■ **Task instructions**:
Transcribe the listing that follows in full, omitting pictures.

■ **Records shown**:
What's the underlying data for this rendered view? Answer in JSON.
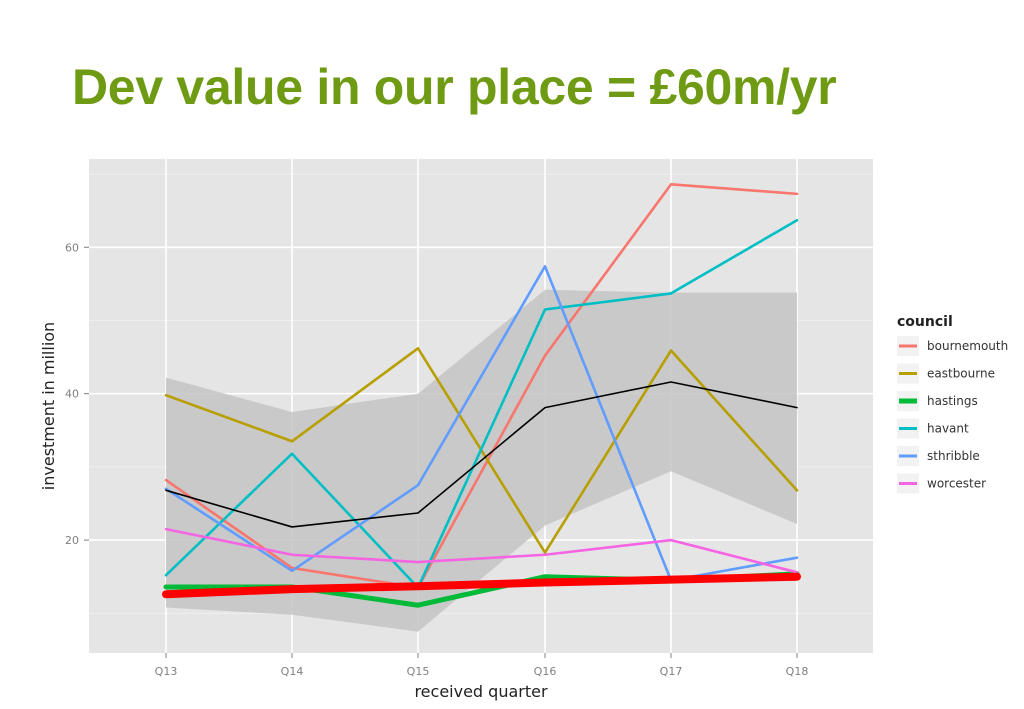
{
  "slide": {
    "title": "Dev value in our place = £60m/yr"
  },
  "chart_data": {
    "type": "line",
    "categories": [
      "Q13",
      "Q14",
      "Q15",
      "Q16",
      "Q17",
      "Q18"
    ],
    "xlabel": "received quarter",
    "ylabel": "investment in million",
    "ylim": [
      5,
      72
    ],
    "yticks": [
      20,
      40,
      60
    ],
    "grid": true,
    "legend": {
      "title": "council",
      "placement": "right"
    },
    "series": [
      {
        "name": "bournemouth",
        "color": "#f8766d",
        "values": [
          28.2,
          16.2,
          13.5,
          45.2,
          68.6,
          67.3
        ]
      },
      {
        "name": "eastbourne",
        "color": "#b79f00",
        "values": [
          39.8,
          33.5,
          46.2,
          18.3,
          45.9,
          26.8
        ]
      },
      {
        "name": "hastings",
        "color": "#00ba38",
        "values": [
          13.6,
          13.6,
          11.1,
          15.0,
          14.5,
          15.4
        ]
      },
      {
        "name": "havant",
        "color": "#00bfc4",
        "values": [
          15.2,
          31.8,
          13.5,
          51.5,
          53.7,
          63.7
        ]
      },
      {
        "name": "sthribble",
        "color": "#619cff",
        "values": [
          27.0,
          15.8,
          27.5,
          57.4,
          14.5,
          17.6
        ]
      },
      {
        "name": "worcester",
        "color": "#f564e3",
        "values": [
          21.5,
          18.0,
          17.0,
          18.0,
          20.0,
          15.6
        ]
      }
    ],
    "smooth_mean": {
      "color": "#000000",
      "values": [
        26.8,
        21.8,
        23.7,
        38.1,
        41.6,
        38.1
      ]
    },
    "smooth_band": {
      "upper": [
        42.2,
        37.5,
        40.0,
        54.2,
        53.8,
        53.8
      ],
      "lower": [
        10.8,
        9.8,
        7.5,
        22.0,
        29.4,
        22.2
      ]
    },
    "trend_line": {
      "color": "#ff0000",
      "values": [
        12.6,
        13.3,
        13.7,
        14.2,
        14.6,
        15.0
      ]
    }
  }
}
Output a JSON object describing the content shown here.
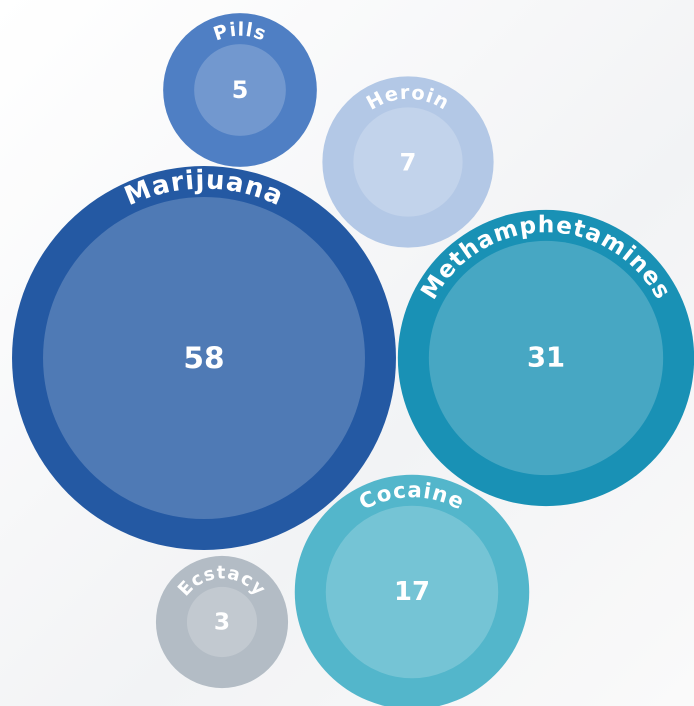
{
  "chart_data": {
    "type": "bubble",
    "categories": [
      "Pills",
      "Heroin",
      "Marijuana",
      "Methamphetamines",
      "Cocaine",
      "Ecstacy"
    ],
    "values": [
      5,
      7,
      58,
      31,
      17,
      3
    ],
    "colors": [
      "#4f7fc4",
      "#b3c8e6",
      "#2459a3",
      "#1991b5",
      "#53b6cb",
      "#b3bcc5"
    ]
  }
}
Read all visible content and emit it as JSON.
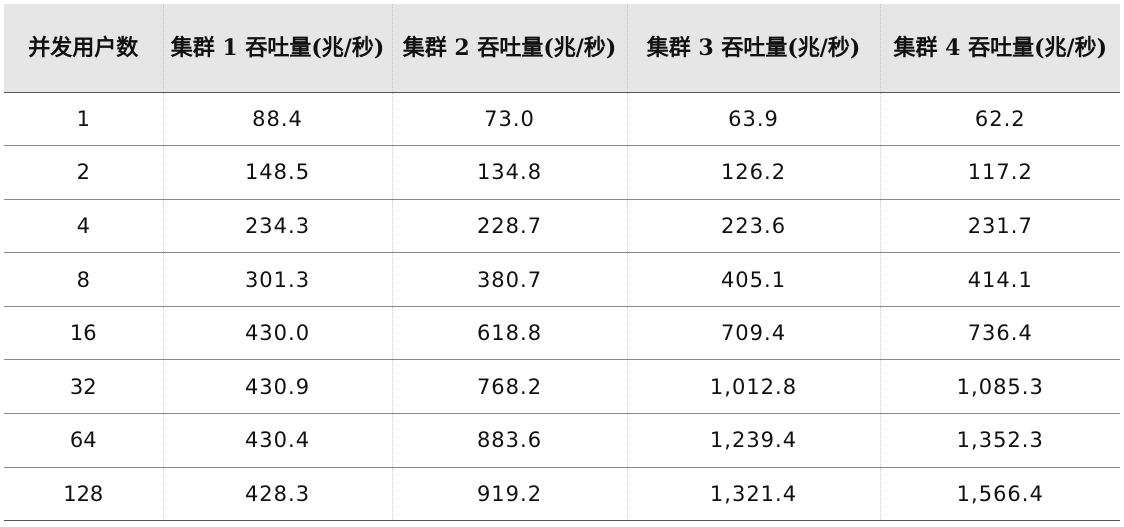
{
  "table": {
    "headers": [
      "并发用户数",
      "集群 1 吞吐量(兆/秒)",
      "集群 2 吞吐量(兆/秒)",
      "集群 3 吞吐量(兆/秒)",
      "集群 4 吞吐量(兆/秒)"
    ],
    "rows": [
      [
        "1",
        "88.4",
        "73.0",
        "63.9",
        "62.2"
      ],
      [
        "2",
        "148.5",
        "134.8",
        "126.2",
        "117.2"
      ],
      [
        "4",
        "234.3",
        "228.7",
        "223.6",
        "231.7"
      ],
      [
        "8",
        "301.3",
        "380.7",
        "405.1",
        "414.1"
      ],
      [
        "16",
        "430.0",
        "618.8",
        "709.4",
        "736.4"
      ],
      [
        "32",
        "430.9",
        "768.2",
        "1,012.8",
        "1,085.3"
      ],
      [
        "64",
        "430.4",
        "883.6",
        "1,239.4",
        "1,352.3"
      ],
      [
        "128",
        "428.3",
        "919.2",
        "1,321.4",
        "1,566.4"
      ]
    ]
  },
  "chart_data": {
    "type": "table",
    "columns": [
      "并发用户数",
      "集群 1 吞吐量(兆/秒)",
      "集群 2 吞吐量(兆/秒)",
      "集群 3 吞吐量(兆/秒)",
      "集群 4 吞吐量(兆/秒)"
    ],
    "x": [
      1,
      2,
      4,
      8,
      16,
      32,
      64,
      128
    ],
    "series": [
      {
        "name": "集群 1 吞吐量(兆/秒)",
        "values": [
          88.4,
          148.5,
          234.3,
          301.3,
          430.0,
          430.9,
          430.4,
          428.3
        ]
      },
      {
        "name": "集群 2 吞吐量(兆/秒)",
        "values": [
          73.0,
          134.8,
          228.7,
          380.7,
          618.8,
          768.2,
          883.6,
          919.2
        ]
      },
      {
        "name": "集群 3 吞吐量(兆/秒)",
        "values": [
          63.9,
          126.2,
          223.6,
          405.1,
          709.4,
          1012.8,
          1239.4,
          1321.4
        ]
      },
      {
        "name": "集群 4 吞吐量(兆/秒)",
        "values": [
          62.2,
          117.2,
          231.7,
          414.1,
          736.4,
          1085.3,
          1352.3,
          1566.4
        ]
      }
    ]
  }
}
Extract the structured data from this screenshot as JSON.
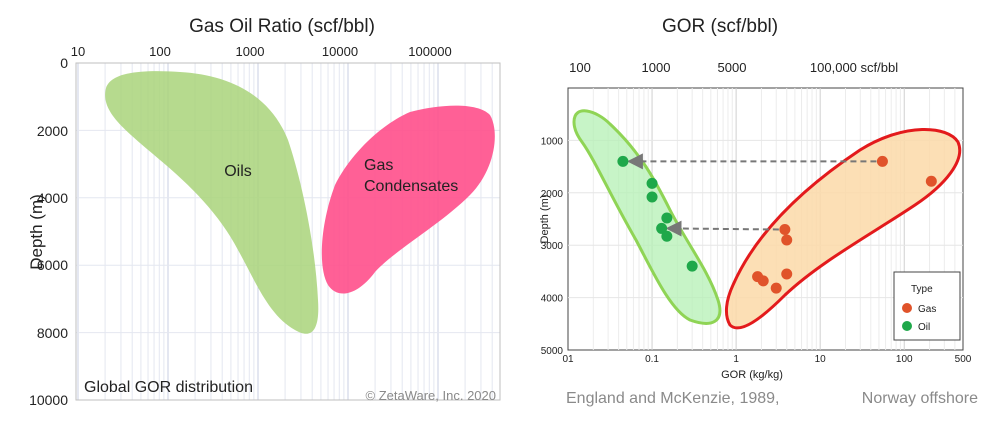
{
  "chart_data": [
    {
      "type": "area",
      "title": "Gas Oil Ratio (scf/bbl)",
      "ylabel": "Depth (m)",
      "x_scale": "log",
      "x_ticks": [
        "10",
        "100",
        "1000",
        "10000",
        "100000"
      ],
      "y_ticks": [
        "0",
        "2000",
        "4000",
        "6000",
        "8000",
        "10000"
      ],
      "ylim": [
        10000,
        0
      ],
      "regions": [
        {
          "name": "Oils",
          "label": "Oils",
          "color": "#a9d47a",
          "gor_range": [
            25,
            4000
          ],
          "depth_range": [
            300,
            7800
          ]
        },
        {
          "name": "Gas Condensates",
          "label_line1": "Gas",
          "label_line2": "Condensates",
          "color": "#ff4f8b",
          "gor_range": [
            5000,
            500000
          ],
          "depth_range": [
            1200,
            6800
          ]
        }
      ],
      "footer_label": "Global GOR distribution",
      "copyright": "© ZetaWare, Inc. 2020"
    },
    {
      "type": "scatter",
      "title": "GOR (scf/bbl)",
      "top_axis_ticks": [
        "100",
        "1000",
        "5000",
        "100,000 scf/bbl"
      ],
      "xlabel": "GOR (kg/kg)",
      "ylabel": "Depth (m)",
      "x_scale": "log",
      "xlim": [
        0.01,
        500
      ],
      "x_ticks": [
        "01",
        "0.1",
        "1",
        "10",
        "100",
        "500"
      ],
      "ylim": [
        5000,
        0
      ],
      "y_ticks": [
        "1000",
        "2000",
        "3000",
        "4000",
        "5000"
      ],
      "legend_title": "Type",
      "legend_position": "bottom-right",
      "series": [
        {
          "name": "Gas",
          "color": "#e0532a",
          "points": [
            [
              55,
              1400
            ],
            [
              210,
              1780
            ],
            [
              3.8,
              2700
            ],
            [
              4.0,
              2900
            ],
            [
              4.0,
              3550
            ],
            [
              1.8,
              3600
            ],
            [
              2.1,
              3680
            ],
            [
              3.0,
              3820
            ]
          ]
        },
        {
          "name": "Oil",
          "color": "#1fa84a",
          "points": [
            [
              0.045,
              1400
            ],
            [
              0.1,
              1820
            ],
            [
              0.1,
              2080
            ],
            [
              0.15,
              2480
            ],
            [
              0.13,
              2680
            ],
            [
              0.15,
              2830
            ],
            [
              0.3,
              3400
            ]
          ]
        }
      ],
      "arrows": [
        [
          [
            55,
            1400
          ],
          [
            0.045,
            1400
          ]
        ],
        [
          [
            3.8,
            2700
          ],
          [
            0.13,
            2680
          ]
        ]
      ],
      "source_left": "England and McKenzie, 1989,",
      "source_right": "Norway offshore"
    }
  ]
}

■ **Response to this exercise**:
What's the underlying data for this rendered view? Answer in JSON.
{
  "slide": {
    "title": "Dev value in our place = £60m/yr"
  },
  "chart_data": {
    "type": "line",
    "categories": [
      "Q13",
      "Q14",
      "Q15",
      "Q16",
      "Q17",
      "Q18"
    ],
    "xlabel": "received quarter",
    "ylabel": "investment in million",
    "ylim": [
      5,
      72
    ],
    "yticks": [
      20,
      40,
      60
    ],
    "grid": true,
    "legend": {
      "title": "council",
      "placement": "right"
    },
    "series": [
      {
        "name": "bournemouth",
        "color": "#f8766d",
        "values": [
          28.2,
          16.2,
          13.5,
          45.2,
          68.6,
          67.3
        ]
      },
      {
        "name": "eastbourne",
        "color": "#b79f00",
        "values": [
          39.8,
          33.5,
          46.2,
          18.3,
          45.9,
          26.8
        ]
      },
      {
        "name": "hastings",
        "color": "#00ba38",
        "values": [
          13.6,
          13.6,
          11.1,
          15.0,
          14.5,
          15.4
        ]
      },
      {
        "name": "havant",
        "color": "#00bfc4",
        "values": [
          15.2,
          31.8,
          13.5,
          51.5,
          53.7,
          63.7
        ]
      },
      {
        "name": "sthribble",
        "color": "#619cff",
        "values": [
          27.0,
          15.8,
          27.5,
          57.4,
          14.5,
          17.6
        ]
      },
      {
        "name": "worcester",
        "color": "#f564e3",
        "values": [
          21.5,
          18.0,
          17.0,
          18.0,
          20.0,
          15.6
        ]
      }
    ],
    "smooth_mean": {
      "color": "#000000",
      "values": [
        26.8,
        21.8,
        23.7,
        38.1,
        41.6,
        38.1
      ]
    },
    "smooth_band": {
      "upper": [
        42.2,
        37.5,
        40.0,
        54.2,
        53.8,
        53.8
      ],
      "lower": [
        10.8,
        9.8,
        7.5,
        22.0,
        29.4,
        22.2
      ]
    },
    "trend_line": {
      "color": "#ff0000",
      "values": [
        12.6,
        13.3,
        13.7,
        14.2,
        14.6,
        15.0
      ]
    }
  }
}
Output a JSON object describing the content shown here.
{
  "chart_data": {
    "type": "bubble",
    "categories": [
      "Pills",
      "Heroin",
      "Marijuana",
      "Methamphetamines",
      "Cocaine",
      "Ecstacy"
    ],
    "values": [
      5,
      7,
      58,
      31,
      17,
      3
    ],
    "colors": [
      "#4f7fc4",
      "#b3c8e6",
      "#2459a3",
      "#1991b5",
      "#53b6cb",
      "#b3bcc5"
    ]
  }
}
Read all visible content and emit it as JSON.
{
  "table": {
    "headers": [
      "并发用户数",
      "集群 1 吞吐量(兆/秒)",
      "集群 2 吞吐量(兆/秒)",
      "集群 3 吞吐量(兆/秒)",
      "集群 4 吞吐量(兆/秒)"
    ],
    "rows": [
      [
        "1",
        "88.4",
        "73.0",
        "63.9",
        "62.2"
      ],
      [
        "2",
        "148.5",
        "134.8",
        "126.2",
        "117.2"
      ],
      [
        "4",
        "234.3",
        "228.7",
        "223.6",
        "231.7"
      ],
      [
        "8",
        "301.3",
        "380.7",
        "405.1",
        "414.1"
      ],
      [
        "16",
        "430.0",
        "618.8",
        "709.4",
        "736.4"
      ],
      [
        "32",
        "430.9",
        "768.2",
        "1,012.8",
        "1,085.3"
      ],
      [
        "64",
        "430.4",
        "883.6",
        "1,239.4",
        "1,352.3"
      ],
      [
        "128",
        "428.3",
        "919.2",
        "1,321.4",
        "1,566.4"
      ]
    ]
  },
  "chart_data": {
    "type": "table",
    "columns": [
      "并发用户数",
      "集群 1 吞吐量(兆/秒)",
      "集群 2 吞吐量(兆/秒)",
      "集群 3 吞吐量(兆/秒)",
      "集群 4 吞吐量(兆/秒)"
    ],
    "x": [
      1,
      2,
      4,
      8,
      16,
      32,
      64,
      128
    ],
    "series": [
      {
        "name": "集群 1 吞吐量(兆/秒)",
        "values": [
          88.4,
          148.5,
          234.3,
          301.3,
          430.0,
          430.9,
          430.4,
          428.3
        ]
      },
      {
        "name": "集群 2 吞吐量(兆/秒)",
        "values": [
          73.0,
          134.8,
          228.7,
          380.7,
          618.8,
          768.2,
          883.6,
          919.2
        ]
      },
      {
        "name": "集群 3 吞吐量(兆/秒)",
        "values": [
          63.9,
          126.2,
          223.6,
          405.1,
          709.4,
          1012.8,
          1239.4,
          1321.4
        ]
      },
      {
        "name": "集群 4 吞吐量(兆/秒)",
        "values": [
          62.2,
          117.2,
          231.7,
          414.1,
          736.4,
          1085.3,
          1352.3,
          1566.4
        ]
      }
    ]
  }
}
Extract the structured data from this screenshot as JSON.
{
  "chart_data": [
    {
      "type": "area",
      "title": "Gas Oil Ratio (scf/bbl)",
      "ylabel": "Depth (m)",
      "x_scale": "log",
      "x_ticks": [
        "10",
        "100",
        "1000",
        "10000",
        "100000"
      ],
      "y_ticks": [
        "0",
        "2000",
        "4000",
        "6000",
        "8000",
        "10000"
      ],
      "ylim": [
        10000,
        0
      ],
      "regions": [
        {
          "name": "Oils",
          "label": "Oils",
          "color": "#a9d47a",
          "gor_range": [
            25,
            4000
          ],
          "depth_range": [
            300,
            7800
          ]
        },
        {
          "name": "Gas Condensates",
          "label_line1": "Gas",
          "label_line2": "Condensates",
          "color": "#ff4f8b",
          "gor_range": [
            5000,
            500000
          ],
          "depth_range": [
            1200,
            6800
          ]
        }
      ],
      "footer_label": "Global GOR distribution",
      "copyright": "© ZetaWare, Inc. 2020"
    },
    {
      "type": "scatter",
      "title": "GOR (scf/bbl)",
      "top_axis_ticks": [
        "100",
        "1000",
        "5000",
        "100,000 scf/bbl"
      ],
      "xlabel": "GOR (kg/kg)",
      "ylabel": "Depth (m)",
      "x_scale": "log",
      "xlim": [
        0.01,
        500
      ],
      "x_ticks": [
        "01",
        "0.1",
        "1",
        "10",
        "100",
        "500"
      ],
      "ylim": [
        5000,
        0
      ],
      "y_ticks": [
        "1000",
        "2000",
        "3000",
        "4000",
        "5000"
      ],
      "legend_title": "Type",
      "legend_position": "bottom-right",
      "series": [
        {
          "name": "Gas",
          "color": "#e0532a",
          "points": [
            [
              55,
              1400
            ],
            [
              210,
              1780
            ],
            [
              3.8,
              2700
            ],
            [
              4.0,
              2900
            ],
            [
              4.0,
              3550
            ],
            [
              1.8,
              3600
            ],
            [
              2.1,
              3680
            ],
            [
              3.0,
              3820
            ]
          ]
        },
        {
          "name": "Oil",
          "color": "#1fa84a",
          "points": [
            [
              0.045,
              1400
            ],
            [
              0.1,
              1820
            ],
            [
              0.1,
              2080
            ],
            [
              0.15,
              2480
            ],
            [
              0.13,
              2680
            ],
            [
              0.15,
              2830
            ],
            [
              0.3,
              3400
            ]
          ]
        }
      ],
      "arrows": [
        [
          [
            55,
            1400
          ],
          [
            0.045,
            1400
          ]
        ],
        [
          [
            3.8,
            2700
          ],
          [
            0.13,
            2680
          ]
        ]
      ],
      "source_left": "England and McKenzie, 1989,",
      "source_right": "Norway offshore"
    }
  ]
}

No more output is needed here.